* [Exercise instructions]: Repeat the listing in full. Nothing may be added or left out.

* [Input rows]:
— start —
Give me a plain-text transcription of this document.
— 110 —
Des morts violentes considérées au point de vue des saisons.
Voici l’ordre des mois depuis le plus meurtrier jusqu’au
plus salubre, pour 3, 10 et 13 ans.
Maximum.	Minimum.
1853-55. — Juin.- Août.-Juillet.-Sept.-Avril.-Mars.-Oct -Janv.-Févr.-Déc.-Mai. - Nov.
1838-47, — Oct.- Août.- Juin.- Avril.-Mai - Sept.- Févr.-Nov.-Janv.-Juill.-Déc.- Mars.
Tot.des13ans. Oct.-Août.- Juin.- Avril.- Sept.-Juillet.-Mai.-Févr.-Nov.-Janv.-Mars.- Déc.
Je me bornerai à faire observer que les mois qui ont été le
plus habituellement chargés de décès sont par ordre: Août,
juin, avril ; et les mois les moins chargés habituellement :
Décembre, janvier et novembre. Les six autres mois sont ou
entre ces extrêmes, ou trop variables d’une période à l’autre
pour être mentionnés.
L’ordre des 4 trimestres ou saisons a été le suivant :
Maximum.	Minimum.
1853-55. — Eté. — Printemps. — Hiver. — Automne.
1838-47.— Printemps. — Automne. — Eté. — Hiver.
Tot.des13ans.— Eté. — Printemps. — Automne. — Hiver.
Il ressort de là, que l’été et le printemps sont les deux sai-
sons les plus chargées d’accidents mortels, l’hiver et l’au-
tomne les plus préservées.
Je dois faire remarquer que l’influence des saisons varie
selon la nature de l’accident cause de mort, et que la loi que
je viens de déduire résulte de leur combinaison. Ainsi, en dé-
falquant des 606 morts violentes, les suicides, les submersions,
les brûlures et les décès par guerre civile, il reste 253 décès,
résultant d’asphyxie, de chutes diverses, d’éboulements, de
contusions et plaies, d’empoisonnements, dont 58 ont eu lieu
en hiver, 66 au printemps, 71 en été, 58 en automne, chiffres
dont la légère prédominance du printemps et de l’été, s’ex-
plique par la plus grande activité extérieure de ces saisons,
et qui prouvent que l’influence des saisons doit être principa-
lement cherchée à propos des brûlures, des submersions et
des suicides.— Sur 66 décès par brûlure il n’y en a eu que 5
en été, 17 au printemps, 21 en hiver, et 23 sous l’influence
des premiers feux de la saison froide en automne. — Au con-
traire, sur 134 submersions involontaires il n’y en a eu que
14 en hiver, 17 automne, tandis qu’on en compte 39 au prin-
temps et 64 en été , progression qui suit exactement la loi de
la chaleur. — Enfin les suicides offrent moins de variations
— end —
* [Correct answer]:
Give me a plain-text transcription of this document.
— 110 —
Des morts violentes considérées au point de vue des saisons.
Voici l’ordre des mois depuis le plus meurtrier jusqu’au
plus salubre, pour 3, 10 et 13 ans.
Maximum.	Minimum.
1853-55. — Juin.- Août.-Juillet.-Sept.-Avril.-Mars.-Oct -Janv.-Févr.-Déc.-Mai. - Nov.
1838-47, — Oct.- Août.- Juin.- Avril.-Mai - Sept.- Févr.-Nov.-Janv.-Juill.-Déc.- Mars.
Tot.des13ans. Oct.-Août.- Juin.- Avril.- Sept.-Juillet.-Mai.-Févr.-Nov.-Janv.-Mars.- Déc.
Je me bornerai à faire observer que les mois qui ont été le
plus habituellement chargés de décès sont par ordre: Août,
juin, avril ; et les mois les moins chargés habituellement :
Décembre, janvier et novembre. Les six autres mois sont ou
entre ces extrêmes, ou trop variables d’une période à l’autre
pour être mentionnés.
L’ordre des 4 trimestres ou saisons a été le suivant :
Maximum.	Minimum.
1853-55. — Eté. — Printemps. — Hiver. — Automne.
1838-47.— Printemps. — Automne. — Eté. — Hiver.
Tot.des13ans.— Eté. — Printemps. — Automne. — Hiver.
Il ressort de là, que l’été et le printemps sont les deux sai-
sons les plus chargées d’accidents mortels, l’hiver et l’au-
tomne les plus préservées.
Je dois faire remarquer que l’influence des saisons varie
selon la nature de l’accident cause de mort, et que la loi que
je viens de déduire résulte de leur combinaison. Ainsi, en dé-
falquant des 606 morts violentes, les suicides, les submersions,
les brûlures et les décès par guerre civile, il reste 253 décès,
résultant d’asphyxie, de chutes diverses, d’éboulements, de
contusions et plaies, d’empoisonnements, dont 58 ont eu lieu
en hiver, 66 au printemps, 71 en été, 58 en automne, chiffres
dont la légère prédominance du printemps et de l’été, s’ex-
plique par la plus grande activité extérieure de ces saisons,
et qui prouvent que l’influence des saisons doit être principa-
lement cherchée à propos des brûlures, des submersions et
des suicides.— Sur 66 décès par brûlure il n’y en a eu que 5
en été, 17 au printemps, 21 en hiver, et 23 sous l’influence
des premiers feux de la saison froide en automne. — Au con-
traire, sur 134 submersions involontaires il n’y en a eu que
14 en hiver, 17 automne, tandis qu’on en compte 39 au prin-
temps et 64 en été , progression qui suit exactement la loi de
la chaleur. — Enfin les suicides offrent moins de variations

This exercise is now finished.